Requirement: Print out the data below in full and exactly, skipping the pictures.

[Recorded data]
↓↓↓

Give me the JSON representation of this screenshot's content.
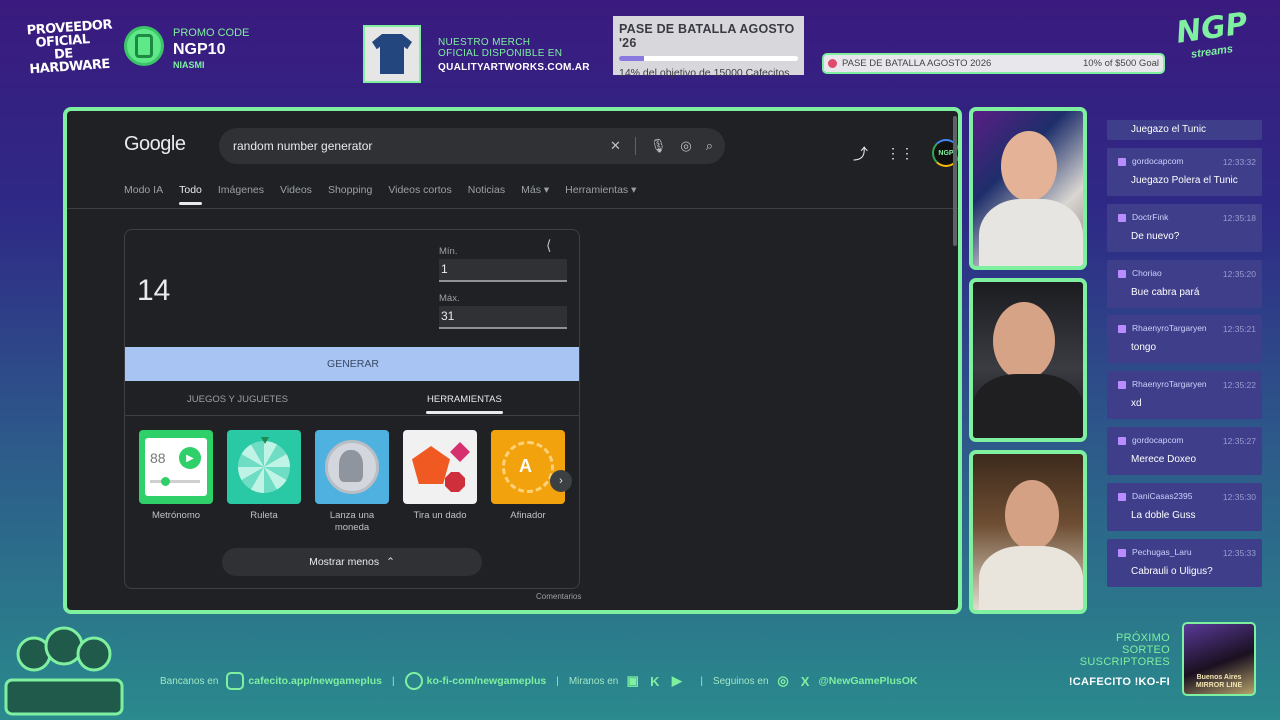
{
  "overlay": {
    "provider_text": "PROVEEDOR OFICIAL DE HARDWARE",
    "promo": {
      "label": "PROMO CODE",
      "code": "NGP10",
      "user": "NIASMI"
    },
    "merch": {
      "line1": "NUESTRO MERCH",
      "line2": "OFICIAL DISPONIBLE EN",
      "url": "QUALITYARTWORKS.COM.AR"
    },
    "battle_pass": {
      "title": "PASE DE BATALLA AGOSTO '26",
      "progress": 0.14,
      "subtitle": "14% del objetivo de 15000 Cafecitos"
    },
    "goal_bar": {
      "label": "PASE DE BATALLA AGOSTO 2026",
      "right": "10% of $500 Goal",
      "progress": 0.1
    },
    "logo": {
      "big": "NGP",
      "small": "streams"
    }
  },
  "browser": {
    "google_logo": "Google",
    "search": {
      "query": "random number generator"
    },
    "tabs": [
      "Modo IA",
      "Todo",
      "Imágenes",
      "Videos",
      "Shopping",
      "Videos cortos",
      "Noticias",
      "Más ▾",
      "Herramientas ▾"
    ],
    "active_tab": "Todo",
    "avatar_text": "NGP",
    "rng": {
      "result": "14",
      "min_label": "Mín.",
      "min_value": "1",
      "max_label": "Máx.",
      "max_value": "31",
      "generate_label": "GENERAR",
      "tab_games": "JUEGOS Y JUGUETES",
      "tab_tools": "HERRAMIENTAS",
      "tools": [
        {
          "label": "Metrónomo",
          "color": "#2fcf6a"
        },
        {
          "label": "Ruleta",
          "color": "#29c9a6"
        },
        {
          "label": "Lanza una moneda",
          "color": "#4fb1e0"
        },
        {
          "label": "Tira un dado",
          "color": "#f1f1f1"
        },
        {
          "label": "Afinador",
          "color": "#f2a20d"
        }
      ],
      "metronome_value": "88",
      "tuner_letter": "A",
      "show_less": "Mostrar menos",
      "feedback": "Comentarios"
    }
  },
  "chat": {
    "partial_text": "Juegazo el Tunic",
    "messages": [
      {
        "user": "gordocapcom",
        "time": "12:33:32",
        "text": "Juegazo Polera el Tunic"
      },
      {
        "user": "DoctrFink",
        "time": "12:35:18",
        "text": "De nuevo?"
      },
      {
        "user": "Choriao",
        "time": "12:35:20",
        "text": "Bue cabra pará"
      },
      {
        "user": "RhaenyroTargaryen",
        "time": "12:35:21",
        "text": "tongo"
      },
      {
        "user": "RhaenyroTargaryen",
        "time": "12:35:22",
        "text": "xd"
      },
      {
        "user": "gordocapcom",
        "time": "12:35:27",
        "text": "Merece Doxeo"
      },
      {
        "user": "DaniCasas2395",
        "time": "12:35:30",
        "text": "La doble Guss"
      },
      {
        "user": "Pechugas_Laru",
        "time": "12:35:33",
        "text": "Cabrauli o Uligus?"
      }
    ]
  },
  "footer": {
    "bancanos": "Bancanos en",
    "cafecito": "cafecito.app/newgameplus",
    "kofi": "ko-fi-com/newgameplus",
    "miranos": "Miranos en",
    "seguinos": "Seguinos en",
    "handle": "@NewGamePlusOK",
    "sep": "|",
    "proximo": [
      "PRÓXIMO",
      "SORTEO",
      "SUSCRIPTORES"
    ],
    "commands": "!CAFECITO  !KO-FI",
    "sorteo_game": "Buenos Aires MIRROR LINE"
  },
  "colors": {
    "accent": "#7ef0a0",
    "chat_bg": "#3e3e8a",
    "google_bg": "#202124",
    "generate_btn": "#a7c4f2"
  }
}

↑↑↑

Written response:
Give me the JSON representation of this screenshot's content.
{
  "overlay": {
    "provider_text": "PROVEEDOR OFICIAL DE HARDWARE",
    "promo": {
      "label": "PROMO CODE",
      "code": "NGP10",
      "user": "NIASMI"
    },
    "merch": {
      "line1": "NUESTRO MERCH",
      "line2": "OFICIAL DISPONIBLE EN",
      "url": "QUALITYARTWORKS.COM.AR"
    },
    "battle_pass": {
      "title": "PASE DE BATALLA AGOSTO '26",
      "progress": 0.14,
      "subtitle": "14% del objetivo de 15000 Cafecitos"
    },
    "goal_bar": {
      "label": "PASE DE BATALLA AGOSTO 2026",
      "right": "10% of $500 Goal",
      "progress": 0.1
    },
    "logo": {
      "big": "NGP",
      "small": "streams"
    }
  },
  "browser": {
    "google_logo": "Google",
    "search": {
      "query": "random number generator"
    },
    "tabs": [
      "Modo IA",
      "Todo",
      "Imágenes",
      "Videos",
      "Shopping",
      "Videos cortos",
      "Noticias",
      "Más ▾",
      "Herramientas ▾"
    ],
    "active_tab": "Todo",
    "avatar_text": "NGP",
    "rng": {
      "result": "14",
      "min_label": "Mín.",
      "min_value": "1",
      "max_label": "Máx.",
      "max_value": "31",
      "generate_label": "GENERAR",
      "tab_games": "JUEGOS Y JUGUETES",
      "tab_tools": "HERRAMIENTAS",
      "tools": [
        {
          "label": "Metrónomo",
          "color": "#2fcf6a"
        },
        {
          "label": "Ruleta",
          "color": "#29c9a6"
        },
        {
          "label": "Lanza una moneda",
          "color": "#4fb1e0"
        },
        {
          "label": "Tira un dado",
          "color": "#f1f1f1"
        },
        {
          "label": "Afinador",
          "color": "#f2a20d"
        }
      ],
      "metronome_value": "88",
      "tuner_letter": "A",
      "show_less": "Mostrar menos",
      "feedback": "Comentarios"
    }
  },
  "chat": {
    "partial_text": "Juegazo el Tunic",
    "messages": [
      {
        "user": "gordocapcom",
        "time": "12:33:32",
        "text": "Juegazo Polera el Tunic"
      },
      {
        "user": "DoctrFink",
        "time": "12:35:18",
        "text": "De nuevo?"
      },
      {
        "user": "Choriao",
        "time": "12:35:20",
        "text": "Bue cabra pará"
      },
      {
        "user": "RhaenyroTargaryen",
        "time": "12:35:21",
        "text": "tongo"
      },
      {
        "user": "RhaenyroTargaryen",
        "time": "12:35:22",
        "text": "xd"
      },
      {
        "user": "gordocapcom",
        "time": "12:35:27",
        "text": "Merece Doxeo"
      },
      {
        "user": "DaniCasas2395",
        "time": "12:35:30",
        "text": "La doble Guss"
      },
      {
        "user": "Pechugas_Laru",
        "time": "12:35:33",
        "text": "Cabrauli o Uligus?"
      }
    ]
  },
  "footer": {
    "bancanos": "Bancanos en",
    "cafecito": "cafecito.app/newgameplus",
    "kofi": "ko-fi-com/newgameplus",
    "miranos": "Miranos en",
    "seguinos": "Seguinos en",
    "handle": "@NewGamePlusOK",
    "sep": "|",
    "proximo": [
      "PRÓXIMO",
      "SORTEO",
      "SUSCRIPTORES"
    ],
    "commands": "!CAFECITO  !KO-FI",
    "sorteo_game": "Buenos Aires MIRROR LINE"
  },
  "colors": {
    "accent": "#7ef0a0",
    "chat_bg": "#3e3e8a",
    "google_bg": "#202124",
    "generate_btn": "#a7c4f2"
  }
}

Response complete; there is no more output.